--- start Available data ---

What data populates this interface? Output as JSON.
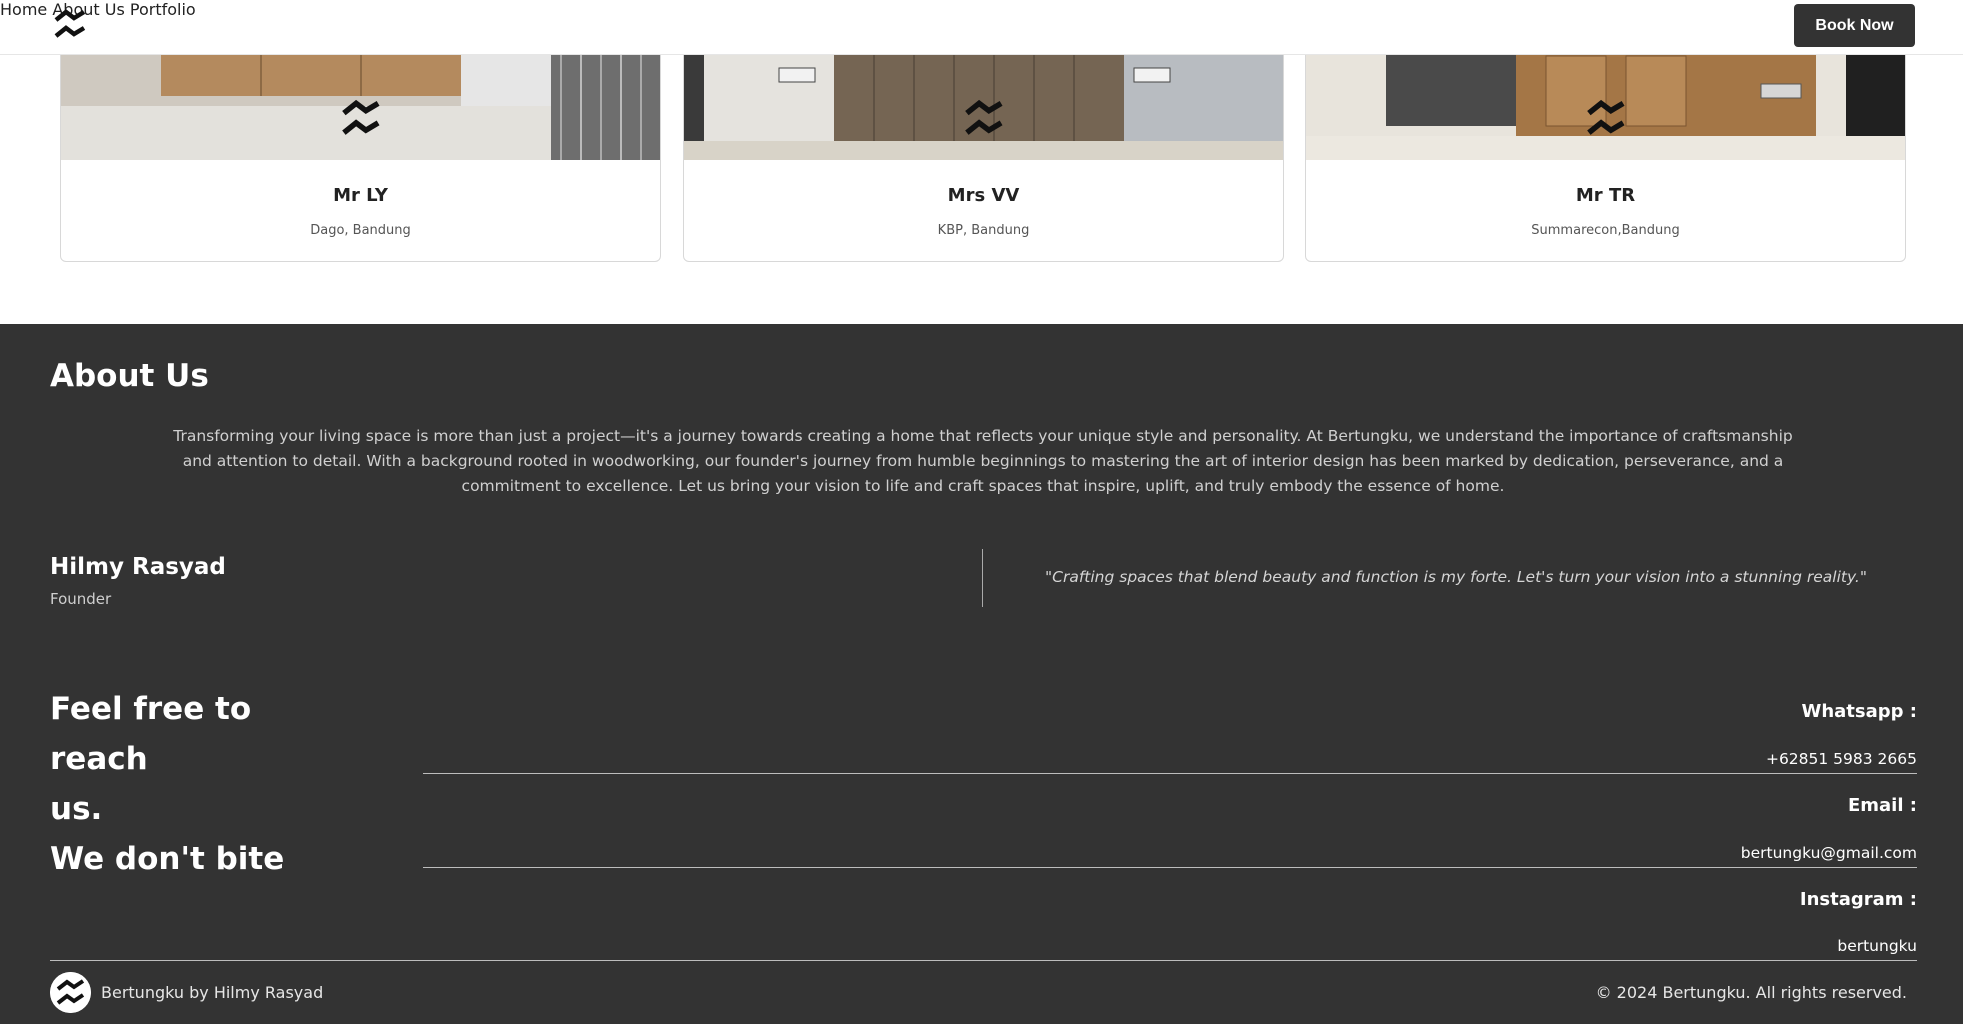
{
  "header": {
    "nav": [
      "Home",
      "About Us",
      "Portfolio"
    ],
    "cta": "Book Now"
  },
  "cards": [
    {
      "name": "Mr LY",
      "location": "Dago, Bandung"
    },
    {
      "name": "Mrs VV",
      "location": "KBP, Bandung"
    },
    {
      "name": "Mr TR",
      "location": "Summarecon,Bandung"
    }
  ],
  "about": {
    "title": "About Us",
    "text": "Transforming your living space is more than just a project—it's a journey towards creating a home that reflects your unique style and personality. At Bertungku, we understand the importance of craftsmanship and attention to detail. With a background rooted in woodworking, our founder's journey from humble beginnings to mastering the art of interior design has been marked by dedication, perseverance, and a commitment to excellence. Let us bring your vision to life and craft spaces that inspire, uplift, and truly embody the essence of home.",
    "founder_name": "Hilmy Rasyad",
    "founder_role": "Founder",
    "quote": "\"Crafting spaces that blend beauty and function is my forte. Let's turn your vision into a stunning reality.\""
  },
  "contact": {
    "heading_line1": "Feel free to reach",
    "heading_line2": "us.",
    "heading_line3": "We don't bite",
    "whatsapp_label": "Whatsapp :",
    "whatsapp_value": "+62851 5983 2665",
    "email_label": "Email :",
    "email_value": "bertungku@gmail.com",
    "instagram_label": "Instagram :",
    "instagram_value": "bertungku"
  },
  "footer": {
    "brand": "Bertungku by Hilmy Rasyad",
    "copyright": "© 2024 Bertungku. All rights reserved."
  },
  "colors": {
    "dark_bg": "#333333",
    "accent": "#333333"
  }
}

--- end Available data ---
--- start Available data ---

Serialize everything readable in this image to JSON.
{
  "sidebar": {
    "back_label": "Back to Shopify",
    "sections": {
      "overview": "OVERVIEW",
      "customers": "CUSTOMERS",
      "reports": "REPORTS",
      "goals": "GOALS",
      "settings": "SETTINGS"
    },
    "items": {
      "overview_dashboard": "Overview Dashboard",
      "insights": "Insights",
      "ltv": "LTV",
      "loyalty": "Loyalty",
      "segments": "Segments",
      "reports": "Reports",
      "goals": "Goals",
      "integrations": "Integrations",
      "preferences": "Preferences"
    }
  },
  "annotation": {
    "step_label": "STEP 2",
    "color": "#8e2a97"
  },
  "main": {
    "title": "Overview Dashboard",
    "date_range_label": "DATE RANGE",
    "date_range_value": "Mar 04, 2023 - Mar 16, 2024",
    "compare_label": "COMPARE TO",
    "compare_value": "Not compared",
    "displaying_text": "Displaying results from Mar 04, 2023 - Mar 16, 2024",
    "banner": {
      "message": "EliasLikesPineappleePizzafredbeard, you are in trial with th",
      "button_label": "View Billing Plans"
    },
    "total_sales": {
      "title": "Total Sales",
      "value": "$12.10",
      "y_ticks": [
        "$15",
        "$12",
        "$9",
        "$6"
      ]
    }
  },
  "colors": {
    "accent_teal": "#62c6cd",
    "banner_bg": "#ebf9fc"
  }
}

--- end Available data ---

## Work required:
Copy every line above in which the string "this" shows up.

## Task response:
What data populates this interface? Output as JSON.
Serialize everything readable in this image to JSON.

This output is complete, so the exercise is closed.